> **WHAT IS NEEDED**:
Among the entries below, find the lines with "einer" and copy them.

> **RECORDS**:
━━━━━━━━━━

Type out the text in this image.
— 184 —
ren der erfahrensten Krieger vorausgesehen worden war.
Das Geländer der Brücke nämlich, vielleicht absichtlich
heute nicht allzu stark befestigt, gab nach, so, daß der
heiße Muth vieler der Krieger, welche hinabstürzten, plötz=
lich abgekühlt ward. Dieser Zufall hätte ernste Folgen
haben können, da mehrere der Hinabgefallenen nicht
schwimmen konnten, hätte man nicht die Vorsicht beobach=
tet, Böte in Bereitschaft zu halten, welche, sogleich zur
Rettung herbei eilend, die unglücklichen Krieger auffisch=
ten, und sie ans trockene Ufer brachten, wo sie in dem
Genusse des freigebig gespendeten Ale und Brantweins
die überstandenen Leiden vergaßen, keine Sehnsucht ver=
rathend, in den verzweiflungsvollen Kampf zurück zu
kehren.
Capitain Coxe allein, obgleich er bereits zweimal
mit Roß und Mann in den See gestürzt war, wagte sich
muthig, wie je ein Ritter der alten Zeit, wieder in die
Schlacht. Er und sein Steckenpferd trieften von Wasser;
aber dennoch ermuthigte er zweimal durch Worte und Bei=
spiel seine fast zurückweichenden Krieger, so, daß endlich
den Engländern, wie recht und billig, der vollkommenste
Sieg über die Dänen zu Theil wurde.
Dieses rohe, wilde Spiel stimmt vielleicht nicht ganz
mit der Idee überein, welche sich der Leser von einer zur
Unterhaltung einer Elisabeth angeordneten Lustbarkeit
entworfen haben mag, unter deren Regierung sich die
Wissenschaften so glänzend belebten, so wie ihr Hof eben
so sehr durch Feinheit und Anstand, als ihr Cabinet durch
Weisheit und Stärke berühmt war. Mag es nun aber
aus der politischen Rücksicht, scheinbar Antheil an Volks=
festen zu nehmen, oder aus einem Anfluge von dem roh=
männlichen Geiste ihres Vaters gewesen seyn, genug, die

━━━━━━━━━━

> **WRITTEN REPLY**:
mit der Idee überein, welche sich der Leser von einer zur
Unterhaltung einer Elisabeth angeordneten Lustbarkeit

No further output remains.